-- begin Supplied material --

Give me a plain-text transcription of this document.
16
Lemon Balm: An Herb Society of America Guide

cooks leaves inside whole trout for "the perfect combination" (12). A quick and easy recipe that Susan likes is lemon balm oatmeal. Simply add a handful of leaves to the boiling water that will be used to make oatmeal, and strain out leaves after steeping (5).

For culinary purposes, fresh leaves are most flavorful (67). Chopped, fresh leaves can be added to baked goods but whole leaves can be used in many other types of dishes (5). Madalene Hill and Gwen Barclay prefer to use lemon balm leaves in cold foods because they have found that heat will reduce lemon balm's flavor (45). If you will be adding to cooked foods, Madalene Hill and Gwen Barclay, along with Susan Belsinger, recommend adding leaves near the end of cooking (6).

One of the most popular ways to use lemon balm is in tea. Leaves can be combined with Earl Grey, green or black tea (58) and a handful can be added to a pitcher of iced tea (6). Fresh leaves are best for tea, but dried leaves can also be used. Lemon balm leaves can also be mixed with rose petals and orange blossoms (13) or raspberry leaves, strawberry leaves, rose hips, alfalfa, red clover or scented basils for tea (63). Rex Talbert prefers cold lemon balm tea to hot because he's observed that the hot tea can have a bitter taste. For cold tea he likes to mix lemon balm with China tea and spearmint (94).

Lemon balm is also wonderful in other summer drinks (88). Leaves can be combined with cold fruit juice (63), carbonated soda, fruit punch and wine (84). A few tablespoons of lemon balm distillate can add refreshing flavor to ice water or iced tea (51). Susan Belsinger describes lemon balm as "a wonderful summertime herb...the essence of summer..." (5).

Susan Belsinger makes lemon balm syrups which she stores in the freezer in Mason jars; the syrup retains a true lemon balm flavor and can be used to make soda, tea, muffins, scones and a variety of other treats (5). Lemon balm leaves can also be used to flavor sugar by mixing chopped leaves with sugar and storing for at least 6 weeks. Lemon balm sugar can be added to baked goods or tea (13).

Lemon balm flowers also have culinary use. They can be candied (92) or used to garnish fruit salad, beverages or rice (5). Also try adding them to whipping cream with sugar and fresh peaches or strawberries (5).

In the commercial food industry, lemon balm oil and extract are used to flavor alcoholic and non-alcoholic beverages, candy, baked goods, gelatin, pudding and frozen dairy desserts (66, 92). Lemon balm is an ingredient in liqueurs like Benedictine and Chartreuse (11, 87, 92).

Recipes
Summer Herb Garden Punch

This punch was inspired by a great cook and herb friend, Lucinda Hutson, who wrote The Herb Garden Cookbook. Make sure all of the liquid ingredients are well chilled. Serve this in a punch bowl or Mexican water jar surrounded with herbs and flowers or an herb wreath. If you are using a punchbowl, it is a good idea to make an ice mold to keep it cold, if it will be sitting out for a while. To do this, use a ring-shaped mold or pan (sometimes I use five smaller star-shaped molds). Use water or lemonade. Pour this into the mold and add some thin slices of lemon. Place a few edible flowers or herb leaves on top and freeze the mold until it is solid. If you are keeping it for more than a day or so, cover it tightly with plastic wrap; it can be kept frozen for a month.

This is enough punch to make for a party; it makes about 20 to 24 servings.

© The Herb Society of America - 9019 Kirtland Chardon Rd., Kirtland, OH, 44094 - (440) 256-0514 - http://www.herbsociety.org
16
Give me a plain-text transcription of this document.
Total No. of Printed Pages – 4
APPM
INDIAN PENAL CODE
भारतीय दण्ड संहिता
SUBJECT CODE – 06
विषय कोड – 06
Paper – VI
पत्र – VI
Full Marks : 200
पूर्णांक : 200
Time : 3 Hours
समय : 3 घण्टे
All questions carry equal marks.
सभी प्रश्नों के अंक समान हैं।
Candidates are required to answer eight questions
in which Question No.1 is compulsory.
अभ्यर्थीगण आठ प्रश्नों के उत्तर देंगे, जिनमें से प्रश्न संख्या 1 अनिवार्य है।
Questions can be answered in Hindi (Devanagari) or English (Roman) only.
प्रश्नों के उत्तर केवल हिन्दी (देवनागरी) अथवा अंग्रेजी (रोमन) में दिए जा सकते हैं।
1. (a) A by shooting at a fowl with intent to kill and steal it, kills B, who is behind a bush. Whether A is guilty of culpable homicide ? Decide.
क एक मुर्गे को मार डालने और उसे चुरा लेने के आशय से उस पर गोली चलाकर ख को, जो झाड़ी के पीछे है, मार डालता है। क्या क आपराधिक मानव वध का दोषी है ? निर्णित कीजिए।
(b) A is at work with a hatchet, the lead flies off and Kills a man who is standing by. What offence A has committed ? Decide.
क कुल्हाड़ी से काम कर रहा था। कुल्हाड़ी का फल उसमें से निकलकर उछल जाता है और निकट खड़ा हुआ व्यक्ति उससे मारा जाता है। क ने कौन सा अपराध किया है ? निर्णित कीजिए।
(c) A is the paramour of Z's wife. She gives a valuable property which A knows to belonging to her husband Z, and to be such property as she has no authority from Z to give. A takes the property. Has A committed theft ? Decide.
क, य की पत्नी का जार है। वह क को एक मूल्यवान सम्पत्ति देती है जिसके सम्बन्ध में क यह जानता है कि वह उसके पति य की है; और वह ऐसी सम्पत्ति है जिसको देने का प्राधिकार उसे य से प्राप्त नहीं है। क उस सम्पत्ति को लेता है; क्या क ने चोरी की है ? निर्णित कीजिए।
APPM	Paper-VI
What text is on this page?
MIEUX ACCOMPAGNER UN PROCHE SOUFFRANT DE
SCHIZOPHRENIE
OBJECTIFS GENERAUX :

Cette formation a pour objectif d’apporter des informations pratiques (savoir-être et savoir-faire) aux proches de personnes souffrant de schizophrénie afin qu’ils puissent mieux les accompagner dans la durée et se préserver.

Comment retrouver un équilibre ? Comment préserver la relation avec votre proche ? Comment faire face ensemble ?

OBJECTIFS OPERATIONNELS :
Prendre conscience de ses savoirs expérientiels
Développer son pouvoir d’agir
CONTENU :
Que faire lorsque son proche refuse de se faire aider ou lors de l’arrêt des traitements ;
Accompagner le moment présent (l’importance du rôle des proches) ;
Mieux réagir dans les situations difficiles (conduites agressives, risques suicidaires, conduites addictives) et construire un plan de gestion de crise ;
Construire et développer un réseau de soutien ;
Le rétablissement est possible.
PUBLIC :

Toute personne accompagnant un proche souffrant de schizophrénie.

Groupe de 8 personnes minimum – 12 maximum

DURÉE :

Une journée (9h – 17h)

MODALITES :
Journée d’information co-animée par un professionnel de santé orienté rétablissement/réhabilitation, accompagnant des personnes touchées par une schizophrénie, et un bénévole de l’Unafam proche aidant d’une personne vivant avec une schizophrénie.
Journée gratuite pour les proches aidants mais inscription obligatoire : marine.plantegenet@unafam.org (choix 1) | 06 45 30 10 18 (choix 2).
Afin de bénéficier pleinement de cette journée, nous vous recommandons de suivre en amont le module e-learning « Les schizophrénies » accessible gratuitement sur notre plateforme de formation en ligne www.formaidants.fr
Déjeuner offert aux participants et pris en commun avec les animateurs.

-- end Supplied material --

#### [Stated task]
Copy out every line from the data above that has "What" in it.

#### [Result for this task]
(b) A is at work with a hatchet, the lead flies off and Kills a man who is standing by. What offence A has committed ? Decide.
What text is on this page?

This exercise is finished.